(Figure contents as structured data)

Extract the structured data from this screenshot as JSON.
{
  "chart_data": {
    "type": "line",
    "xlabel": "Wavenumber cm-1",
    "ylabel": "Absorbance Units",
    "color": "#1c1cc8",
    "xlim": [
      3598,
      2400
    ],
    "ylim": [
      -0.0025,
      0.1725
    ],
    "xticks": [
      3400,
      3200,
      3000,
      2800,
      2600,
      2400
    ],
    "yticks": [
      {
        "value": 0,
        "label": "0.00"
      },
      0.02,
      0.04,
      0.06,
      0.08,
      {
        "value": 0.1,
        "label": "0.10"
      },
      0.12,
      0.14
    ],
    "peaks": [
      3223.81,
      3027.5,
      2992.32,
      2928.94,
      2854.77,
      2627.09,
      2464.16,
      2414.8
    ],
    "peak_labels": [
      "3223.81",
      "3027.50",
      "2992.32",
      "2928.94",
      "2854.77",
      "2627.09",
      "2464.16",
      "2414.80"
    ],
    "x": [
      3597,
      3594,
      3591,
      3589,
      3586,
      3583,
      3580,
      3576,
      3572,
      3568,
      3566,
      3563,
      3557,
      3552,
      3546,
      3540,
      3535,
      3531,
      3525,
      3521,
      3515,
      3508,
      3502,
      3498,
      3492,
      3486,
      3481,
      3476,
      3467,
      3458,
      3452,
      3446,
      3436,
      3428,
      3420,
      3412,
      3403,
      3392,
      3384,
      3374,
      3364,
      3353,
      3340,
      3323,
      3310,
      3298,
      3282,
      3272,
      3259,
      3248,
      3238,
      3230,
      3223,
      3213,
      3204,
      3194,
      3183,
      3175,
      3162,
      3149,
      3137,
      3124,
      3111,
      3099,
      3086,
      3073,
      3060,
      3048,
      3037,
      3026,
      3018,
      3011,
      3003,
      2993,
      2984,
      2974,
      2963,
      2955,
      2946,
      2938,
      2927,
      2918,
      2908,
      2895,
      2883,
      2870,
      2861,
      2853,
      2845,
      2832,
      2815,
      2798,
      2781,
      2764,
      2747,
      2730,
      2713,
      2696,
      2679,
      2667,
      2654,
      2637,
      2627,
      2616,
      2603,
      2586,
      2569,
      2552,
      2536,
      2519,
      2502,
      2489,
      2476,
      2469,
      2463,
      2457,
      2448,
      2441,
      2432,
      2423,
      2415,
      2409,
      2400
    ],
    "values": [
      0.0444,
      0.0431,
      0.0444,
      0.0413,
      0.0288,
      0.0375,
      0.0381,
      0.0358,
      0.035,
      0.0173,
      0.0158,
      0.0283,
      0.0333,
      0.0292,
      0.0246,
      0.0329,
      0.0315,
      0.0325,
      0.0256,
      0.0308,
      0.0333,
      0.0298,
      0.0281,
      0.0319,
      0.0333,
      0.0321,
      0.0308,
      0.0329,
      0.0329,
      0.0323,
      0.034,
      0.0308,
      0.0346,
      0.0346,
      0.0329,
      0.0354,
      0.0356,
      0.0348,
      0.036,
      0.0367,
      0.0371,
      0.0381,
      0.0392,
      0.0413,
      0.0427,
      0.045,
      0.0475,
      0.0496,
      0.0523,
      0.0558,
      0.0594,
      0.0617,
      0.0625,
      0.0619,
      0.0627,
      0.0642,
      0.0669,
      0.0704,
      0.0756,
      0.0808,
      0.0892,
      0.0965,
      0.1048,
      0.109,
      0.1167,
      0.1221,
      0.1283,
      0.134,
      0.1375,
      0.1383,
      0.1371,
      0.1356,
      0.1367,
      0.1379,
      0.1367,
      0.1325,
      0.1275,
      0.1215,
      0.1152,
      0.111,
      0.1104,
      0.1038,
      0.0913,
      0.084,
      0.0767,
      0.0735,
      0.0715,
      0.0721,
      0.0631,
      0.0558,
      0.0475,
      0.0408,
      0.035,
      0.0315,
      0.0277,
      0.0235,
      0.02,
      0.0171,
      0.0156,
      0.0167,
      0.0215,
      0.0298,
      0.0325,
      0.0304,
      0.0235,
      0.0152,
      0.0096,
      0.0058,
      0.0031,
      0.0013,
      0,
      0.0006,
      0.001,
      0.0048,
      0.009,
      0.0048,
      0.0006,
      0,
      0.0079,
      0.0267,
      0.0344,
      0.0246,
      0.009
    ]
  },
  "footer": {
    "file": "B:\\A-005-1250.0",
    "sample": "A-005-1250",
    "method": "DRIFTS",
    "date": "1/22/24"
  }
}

• TO DO
All the entries above need to be reproduced exactly.

• FINISHED TASK
Extract the structured data from this screenshot as JSON.
{
  "chart_data": {
    "type": "line",
    "xlabel": "Wavenumber cm-1",
    "ylabel": "Absorbance Units",
    "color": "#1c1cc8",
    "xlim": [
      3598,
      2400
    ],
    "ylim": [
      -0.0025,
      0.1725
    ],
    "xticks": [
      3400,
      3200,
      3000,
      2800,
      2600,
      2400
    ],
    "yticks": [
      {
        "value": 0,
        "label": "0.00"
      },
      0.02,
      0.04,
      0.06,
      0.08,
      {
        "value": 0.1,
        "label": "0.10"
      },
      0.12,
      0.14
    ],
    "peaks": [
      3223.81,
      3027.5,
      2992.32,
      2928.94,
      2854.77,
      2627.09,
      2464.16,
      2414.8
    ],
    "peak_labels": [
      "3223.81",
      "3027.50",
      "2992.32",
      "2928.94",
      "2854.77",
      "2627.09",
      "2464.16",
      "2414.80"
    ],
    "x": [
      3597,
      3594,
      3591,
      3589,
      3586,
      3583,
      3580,
      3576,
      3572,
      3568,
      3566,
      3563,
      3557,
      3552,
      3546,
      3540,
      3535,
      3531,
      3525,
      3521,
      3515,
      3508,
      3502,
      3498,
      3492,
      3486,
      3481,
      3476,
      3467,
      3458,
      3452,
      3446,
      3436,
      3428,
      3420,
      3412,
      3403,
      3392,
      3384,
      3374,
      3364,
      3353,
      3340,
      3323,
      3310,
      3298,
      3282,
      3272,
      3259,
      3248,
      3238,
      3230,
      3223,
      3213,
      3204,
      3194,
      3183,
      3175,
      3162,
      3149,
      3137,
      3124,
      3111,
      3099,
      3086,
      3073,
      3060,
      3048,
      3037,
      3026,
      3018,
      3011,
      3003,
      2993,
      2984,
      2974,
      2963,
      2955,
      2946,
      2938,
      2927,
      2918,
      2908,
      2895,
      2883,
      2870,
      2861,
      2853,
      2845,
      2832,
      2815,
      2798,
      2781,
      2764,
      2747,
      2730,
      2713,
      2696,
      2679,
      2667,
      2654,
      2637,
      2627,
      2616,
      2603,
      2586,
      2569,
      2552,
      2536,
      2519,
      2502,
      2489,
      2476,
      2469,
      2463,
      2457,
      2448,
      2441,
      2432,
      2423,
      2415,
      2409,
      2400
    ],
    "values": [
      0.0444,
      0.0431,
      0.0444,
      0.0413,
      0.0288,
      0.0375,
      0.0381,
      0.0358,
      0.035,
      0.0173,
      0.0158,
      0.0283,
      0.0333,
      0.0292,
      0.0246,
      0.0329,
      0.0315,
      0.0325,
      0.0256,
      0.0308,
      0.0333,
      0.0298,
      0.0281,
      0.0319,
      0.0333,
      0.0321,
      0.0308,
      0.0329,
      0.0329,
      0.0323,
      0.034,
      0.0308,
      0.0346,
      0.0346,
      0.0329,
      0.0354,
      0.0356,
      0.0348,
      0.036,
      0.0367,
      0.0371,
      0.0381,
      0.0392,
      0.0413,
      0.0427,
      0.045,
      0.0475,
      0.0496,
      0.0523,
      0.0558,
      0.0594,
      0.0617,
      0.0625,
      0.0619,
      0.0627,
      0.0642,
      0.0669,
      0.0704,
      0.0756,
      0.0808,
      0.0892,
      0.0965,
      0.1048,
      0.109,
      0.1167,
      0.1221,
      0.1283,
      0.134,
      0.1375,
      0.1383,
      0.1371,
      0.1356,
      0.1367,
      0.1379,
      0.1367,
      0.1325,
      0.1275,
      0.1215,
      0.1152,
      0.111,
      0.1104,
      0.1038,
      0.0913,
      0.084,
      0.0767,
      0.0735,
      0.0715,
      0.0721,
      0.0631,
      0.0558,
      0.0475,
      0.0408,
      0.035,
      0.0315,
      0.0277,
      0.0235,
      0.02,
      0.0171,
      0.0156,
      0.0167,
      0.0215,
      0.0298,
      0.0325,
      0.0304,
      0.0235,
      0.0152,
      0.0096,
      0.0058,
      0.0031,
      0.0013,
      0,
      0.0006,
      0.001,
      0.0048,
      0.009,
      0.0048,
      0.0006,
      0,
      0.0079,
      0.0267,
      0.0344,
      0.0246,
      0.009
    ]
  },
  "footer": {
    "file": "B:\\A-005-1250.0",
    "sample": "A-005-1250",
    "method": "DRIFTS",
    "date": "1/22/24"
  }
}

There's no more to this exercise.